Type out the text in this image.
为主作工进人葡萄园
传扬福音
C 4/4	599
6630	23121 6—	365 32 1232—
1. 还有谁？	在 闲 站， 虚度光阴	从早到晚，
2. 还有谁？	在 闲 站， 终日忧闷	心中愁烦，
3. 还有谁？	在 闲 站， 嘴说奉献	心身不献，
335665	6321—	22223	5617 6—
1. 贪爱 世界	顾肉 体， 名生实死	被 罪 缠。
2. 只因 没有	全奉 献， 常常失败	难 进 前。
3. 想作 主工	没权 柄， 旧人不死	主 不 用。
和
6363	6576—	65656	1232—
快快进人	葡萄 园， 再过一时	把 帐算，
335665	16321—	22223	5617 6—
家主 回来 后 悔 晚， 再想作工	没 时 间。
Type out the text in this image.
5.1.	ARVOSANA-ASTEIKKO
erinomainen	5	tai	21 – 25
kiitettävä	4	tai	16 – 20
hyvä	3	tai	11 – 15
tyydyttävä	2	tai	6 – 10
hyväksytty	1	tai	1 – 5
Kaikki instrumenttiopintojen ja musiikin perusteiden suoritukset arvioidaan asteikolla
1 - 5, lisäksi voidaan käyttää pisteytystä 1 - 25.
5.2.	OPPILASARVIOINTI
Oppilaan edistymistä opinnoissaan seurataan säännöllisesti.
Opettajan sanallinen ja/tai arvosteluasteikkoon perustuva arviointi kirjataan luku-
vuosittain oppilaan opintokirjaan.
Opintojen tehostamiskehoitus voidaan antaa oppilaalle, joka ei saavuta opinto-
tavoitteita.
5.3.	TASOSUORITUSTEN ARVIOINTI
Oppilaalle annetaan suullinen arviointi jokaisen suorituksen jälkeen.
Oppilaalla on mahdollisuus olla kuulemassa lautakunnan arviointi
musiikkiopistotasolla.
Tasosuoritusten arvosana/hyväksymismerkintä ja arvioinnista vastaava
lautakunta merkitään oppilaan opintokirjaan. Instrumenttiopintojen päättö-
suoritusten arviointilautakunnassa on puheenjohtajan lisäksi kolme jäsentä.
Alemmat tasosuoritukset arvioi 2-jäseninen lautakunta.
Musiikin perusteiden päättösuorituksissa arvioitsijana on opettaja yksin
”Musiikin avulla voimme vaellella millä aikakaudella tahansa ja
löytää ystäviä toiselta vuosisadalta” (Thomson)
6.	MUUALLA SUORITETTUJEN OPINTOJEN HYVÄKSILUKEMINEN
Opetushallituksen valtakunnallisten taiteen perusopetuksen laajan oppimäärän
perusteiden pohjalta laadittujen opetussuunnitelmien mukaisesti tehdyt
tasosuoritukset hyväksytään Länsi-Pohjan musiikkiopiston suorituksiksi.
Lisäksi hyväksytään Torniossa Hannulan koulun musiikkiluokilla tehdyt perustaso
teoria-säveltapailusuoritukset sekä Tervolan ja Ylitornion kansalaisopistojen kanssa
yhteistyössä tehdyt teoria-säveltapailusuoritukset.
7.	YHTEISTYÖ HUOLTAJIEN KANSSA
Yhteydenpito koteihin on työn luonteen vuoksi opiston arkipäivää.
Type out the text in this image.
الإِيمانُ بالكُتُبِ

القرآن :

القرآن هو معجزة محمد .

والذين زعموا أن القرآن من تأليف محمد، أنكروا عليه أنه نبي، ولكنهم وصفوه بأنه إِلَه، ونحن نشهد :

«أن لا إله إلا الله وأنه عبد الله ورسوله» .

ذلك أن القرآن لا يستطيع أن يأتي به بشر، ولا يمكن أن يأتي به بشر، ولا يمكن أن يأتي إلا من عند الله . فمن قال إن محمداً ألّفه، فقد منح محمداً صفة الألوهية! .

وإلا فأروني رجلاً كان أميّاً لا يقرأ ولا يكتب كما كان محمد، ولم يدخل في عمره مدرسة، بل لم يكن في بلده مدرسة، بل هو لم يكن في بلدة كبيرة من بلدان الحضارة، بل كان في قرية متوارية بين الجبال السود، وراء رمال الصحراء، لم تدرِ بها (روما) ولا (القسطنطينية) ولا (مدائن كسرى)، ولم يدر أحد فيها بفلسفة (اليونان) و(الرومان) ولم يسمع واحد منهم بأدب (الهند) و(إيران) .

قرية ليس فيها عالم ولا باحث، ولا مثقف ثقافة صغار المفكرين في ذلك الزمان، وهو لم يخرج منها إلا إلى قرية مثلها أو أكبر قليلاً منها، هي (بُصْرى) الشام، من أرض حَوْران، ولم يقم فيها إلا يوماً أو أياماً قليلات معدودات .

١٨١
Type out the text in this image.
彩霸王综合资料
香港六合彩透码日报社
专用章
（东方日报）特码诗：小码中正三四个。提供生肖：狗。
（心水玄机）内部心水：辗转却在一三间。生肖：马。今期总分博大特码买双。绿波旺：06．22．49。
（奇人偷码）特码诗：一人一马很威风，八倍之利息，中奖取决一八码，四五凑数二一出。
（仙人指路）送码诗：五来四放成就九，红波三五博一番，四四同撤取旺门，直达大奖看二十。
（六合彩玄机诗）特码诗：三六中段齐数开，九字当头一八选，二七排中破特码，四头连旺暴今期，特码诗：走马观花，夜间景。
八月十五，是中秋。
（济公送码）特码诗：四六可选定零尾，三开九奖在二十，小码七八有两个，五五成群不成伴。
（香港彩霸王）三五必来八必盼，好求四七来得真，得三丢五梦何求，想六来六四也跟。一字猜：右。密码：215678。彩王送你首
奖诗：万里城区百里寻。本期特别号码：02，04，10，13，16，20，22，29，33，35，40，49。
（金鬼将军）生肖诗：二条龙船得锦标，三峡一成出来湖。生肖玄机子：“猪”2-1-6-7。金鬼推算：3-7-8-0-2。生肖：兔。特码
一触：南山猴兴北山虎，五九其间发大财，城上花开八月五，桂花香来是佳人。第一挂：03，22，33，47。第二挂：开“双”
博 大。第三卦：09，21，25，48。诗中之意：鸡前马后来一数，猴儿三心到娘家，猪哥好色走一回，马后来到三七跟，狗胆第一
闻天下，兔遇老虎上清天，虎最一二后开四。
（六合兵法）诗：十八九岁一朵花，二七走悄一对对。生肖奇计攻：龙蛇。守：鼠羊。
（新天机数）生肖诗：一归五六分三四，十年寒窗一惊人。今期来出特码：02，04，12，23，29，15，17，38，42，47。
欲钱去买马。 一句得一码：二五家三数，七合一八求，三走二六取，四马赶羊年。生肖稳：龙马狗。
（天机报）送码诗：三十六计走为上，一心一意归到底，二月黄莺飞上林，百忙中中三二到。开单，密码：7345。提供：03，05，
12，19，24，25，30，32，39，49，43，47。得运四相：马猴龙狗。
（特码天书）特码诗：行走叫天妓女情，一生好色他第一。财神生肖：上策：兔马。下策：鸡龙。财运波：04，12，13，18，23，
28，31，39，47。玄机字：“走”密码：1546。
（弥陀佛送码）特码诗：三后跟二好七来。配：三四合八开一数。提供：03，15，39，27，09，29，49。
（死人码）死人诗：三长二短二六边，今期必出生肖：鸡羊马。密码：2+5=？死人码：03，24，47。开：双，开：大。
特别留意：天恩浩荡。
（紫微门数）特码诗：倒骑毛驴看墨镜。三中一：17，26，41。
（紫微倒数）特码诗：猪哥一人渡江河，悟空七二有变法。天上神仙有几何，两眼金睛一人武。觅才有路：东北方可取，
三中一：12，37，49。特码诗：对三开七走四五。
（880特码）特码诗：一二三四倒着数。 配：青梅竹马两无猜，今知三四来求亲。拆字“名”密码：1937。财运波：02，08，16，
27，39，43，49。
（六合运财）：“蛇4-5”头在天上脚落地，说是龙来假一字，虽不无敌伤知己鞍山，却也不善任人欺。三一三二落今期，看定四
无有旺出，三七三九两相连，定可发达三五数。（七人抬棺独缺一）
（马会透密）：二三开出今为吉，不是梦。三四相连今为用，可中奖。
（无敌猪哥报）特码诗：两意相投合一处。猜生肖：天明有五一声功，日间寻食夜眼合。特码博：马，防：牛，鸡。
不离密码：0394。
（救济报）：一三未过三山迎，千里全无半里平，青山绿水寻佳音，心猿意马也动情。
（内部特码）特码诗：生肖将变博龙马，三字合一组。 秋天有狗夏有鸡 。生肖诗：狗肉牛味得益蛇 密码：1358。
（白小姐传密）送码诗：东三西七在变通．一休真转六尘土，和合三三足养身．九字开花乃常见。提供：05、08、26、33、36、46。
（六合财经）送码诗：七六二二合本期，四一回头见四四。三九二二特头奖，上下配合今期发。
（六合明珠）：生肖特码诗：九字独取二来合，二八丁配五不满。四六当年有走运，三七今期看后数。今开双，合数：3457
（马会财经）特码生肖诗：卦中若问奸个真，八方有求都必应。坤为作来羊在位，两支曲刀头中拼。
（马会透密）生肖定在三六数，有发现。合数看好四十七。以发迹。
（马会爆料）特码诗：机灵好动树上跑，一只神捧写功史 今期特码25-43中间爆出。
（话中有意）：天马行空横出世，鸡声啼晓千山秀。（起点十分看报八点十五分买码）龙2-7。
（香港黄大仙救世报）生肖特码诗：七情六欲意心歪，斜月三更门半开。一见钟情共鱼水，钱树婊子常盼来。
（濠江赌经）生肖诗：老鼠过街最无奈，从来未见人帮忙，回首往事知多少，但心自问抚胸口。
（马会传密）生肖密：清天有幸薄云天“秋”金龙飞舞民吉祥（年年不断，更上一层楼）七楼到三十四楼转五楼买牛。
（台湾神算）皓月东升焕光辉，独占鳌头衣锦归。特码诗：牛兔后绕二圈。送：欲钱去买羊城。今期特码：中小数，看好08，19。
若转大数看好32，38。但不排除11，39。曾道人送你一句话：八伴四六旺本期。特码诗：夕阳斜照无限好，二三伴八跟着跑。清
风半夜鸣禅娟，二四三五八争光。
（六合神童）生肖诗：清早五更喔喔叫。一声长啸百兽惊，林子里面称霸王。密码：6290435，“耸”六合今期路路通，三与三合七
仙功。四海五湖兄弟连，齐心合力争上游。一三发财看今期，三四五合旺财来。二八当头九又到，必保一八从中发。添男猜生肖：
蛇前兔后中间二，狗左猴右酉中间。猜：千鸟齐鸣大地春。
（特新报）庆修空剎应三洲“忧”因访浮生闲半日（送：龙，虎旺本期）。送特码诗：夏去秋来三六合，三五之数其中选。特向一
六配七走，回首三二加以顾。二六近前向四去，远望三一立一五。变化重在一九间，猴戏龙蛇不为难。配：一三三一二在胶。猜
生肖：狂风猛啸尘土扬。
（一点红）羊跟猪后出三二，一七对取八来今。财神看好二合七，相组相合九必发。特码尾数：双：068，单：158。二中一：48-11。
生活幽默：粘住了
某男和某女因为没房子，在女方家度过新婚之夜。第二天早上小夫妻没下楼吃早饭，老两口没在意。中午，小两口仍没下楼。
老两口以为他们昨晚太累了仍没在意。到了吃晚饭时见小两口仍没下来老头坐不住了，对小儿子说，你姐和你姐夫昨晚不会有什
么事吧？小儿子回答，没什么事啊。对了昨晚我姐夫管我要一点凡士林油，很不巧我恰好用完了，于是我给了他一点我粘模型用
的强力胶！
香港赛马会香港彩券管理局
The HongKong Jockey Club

-----

WHAT NEEDS TO BE DONE — List every line above containing the word "perusteiden".

PROBLEM SOLUTION —
Kaikki instrumenttiopintojen ja musiikin perusteiden suoritukset arvioidaan asteikolla
Musiikin perusteiden päättösuorituksissa arvioitsijana on opettaja yksin
perusteiden pohjalta laadittujen opetussuunnitelmien mukaisesti tehdyt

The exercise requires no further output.